[Records]
—————
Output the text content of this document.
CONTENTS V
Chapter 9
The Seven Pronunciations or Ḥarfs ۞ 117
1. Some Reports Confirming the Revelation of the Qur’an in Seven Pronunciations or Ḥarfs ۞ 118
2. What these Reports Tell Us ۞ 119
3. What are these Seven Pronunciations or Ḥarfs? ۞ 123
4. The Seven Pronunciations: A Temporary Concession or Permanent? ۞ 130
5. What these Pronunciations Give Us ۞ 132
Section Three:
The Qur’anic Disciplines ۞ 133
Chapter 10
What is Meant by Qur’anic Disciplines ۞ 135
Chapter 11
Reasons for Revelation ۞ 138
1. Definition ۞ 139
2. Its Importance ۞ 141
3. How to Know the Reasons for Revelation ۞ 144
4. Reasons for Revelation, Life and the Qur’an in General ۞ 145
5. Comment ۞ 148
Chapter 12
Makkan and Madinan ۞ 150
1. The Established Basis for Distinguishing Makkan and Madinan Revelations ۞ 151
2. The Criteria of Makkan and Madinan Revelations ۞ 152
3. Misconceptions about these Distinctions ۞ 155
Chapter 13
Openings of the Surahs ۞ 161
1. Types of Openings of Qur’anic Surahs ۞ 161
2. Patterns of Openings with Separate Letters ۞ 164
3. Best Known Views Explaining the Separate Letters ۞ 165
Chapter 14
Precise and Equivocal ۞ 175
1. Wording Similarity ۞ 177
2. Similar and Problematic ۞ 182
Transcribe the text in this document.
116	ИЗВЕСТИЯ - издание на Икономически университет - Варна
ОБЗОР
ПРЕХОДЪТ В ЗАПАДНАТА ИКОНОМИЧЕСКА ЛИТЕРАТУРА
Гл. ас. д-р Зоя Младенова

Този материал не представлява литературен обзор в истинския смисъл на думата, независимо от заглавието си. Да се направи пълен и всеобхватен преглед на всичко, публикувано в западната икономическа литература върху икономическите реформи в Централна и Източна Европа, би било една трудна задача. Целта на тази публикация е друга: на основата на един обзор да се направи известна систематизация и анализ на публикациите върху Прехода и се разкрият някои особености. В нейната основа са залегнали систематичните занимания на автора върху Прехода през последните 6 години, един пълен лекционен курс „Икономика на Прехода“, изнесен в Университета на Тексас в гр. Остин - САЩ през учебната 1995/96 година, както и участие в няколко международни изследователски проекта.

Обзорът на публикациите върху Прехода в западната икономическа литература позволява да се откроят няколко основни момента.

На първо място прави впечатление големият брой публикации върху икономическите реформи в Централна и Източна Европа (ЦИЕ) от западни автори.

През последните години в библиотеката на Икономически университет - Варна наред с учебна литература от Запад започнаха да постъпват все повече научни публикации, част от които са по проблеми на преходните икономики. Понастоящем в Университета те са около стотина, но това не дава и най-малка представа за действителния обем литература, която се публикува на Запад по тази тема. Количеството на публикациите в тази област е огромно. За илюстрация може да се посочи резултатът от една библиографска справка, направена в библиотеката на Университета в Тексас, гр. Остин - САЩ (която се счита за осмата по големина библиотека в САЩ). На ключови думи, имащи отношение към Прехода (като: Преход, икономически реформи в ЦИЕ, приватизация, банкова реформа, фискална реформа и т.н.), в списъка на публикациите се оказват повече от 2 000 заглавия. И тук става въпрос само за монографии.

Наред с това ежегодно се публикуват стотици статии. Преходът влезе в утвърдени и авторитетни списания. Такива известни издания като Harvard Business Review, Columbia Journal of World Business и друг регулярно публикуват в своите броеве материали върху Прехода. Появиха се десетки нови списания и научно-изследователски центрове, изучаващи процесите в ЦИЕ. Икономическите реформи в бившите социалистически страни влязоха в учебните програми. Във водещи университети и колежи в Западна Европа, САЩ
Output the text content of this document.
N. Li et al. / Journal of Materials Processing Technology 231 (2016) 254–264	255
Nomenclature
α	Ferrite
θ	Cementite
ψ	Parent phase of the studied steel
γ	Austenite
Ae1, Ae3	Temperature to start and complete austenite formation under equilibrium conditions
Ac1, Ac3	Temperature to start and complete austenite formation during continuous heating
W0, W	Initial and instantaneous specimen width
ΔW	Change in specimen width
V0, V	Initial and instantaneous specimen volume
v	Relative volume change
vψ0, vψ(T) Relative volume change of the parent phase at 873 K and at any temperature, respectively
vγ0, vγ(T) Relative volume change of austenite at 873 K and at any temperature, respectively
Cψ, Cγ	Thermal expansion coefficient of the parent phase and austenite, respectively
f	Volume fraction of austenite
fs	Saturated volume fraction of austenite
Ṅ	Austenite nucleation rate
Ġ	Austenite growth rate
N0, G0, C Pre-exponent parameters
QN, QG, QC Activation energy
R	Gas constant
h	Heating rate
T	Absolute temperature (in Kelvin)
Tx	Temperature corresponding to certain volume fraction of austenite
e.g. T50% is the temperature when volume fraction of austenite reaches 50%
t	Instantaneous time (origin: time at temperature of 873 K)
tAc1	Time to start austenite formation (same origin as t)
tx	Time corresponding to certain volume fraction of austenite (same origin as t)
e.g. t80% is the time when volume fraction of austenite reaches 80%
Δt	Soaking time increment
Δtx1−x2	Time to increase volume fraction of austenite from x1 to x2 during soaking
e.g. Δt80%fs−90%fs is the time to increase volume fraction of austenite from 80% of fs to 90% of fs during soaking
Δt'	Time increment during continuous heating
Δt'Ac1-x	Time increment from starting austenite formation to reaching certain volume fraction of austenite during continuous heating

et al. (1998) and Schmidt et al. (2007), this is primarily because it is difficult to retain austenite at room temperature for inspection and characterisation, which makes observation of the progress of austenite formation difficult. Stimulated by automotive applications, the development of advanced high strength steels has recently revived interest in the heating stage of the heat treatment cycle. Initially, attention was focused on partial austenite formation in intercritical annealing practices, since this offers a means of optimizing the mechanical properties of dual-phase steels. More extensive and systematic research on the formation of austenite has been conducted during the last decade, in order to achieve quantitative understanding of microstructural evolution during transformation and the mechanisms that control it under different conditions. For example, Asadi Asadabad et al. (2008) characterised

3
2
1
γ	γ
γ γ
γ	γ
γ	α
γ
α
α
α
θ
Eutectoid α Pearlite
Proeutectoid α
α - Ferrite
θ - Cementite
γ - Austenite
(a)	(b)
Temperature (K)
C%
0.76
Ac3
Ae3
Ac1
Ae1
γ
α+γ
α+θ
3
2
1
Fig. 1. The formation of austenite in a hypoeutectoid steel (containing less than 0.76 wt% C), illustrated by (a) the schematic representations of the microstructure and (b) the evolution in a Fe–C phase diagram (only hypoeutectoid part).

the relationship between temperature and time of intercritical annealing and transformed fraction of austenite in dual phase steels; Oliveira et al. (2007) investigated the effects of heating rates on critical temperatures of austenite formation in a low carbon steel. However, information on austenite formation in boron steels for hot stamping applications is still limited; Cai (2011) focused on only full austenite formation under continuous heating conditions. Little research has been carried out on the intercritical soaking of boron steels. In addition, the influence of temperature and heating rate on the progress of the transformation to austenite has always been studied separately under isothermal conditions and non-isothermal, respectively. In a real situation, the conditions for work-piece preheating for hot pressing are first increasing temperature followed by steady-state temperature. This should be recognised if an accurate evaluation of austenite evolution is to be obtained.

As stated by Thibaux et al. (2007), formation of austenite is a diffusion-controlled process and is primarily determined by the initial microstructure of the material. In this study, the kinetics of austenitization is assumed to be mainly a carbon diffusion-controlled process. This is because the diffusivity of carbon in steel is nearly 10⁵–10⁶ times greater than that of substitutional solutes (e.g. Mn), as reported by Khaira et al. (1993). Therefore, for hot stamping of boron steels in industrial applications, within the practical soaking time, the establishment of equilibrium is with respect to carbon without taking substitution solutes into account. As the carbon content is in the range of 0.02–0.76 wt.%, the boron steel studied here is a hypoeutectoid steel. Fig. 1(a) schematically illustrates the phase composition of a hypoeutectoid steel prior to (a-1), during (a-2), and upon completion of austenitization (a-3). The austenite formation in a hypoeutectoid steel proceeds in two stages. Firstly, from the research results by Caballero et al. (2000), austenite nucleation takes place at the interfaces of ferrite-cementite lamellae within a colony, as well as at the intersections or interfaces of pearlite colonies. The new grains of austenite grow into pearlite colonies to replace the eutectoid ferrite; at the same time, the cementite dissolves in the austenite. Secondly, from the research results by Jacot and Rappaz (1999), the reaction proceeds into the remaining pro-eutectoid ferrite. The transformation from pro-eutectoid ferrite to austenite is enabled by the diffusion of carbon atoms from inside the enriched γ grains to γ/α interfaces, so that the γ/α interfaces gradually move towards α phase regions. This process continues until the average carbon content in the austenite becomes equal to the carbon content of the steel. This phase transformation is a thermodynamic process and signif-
—————
Say, as a number only, how many lines of the data contain "these".

SOLUTION TO THE PROBLEM: 4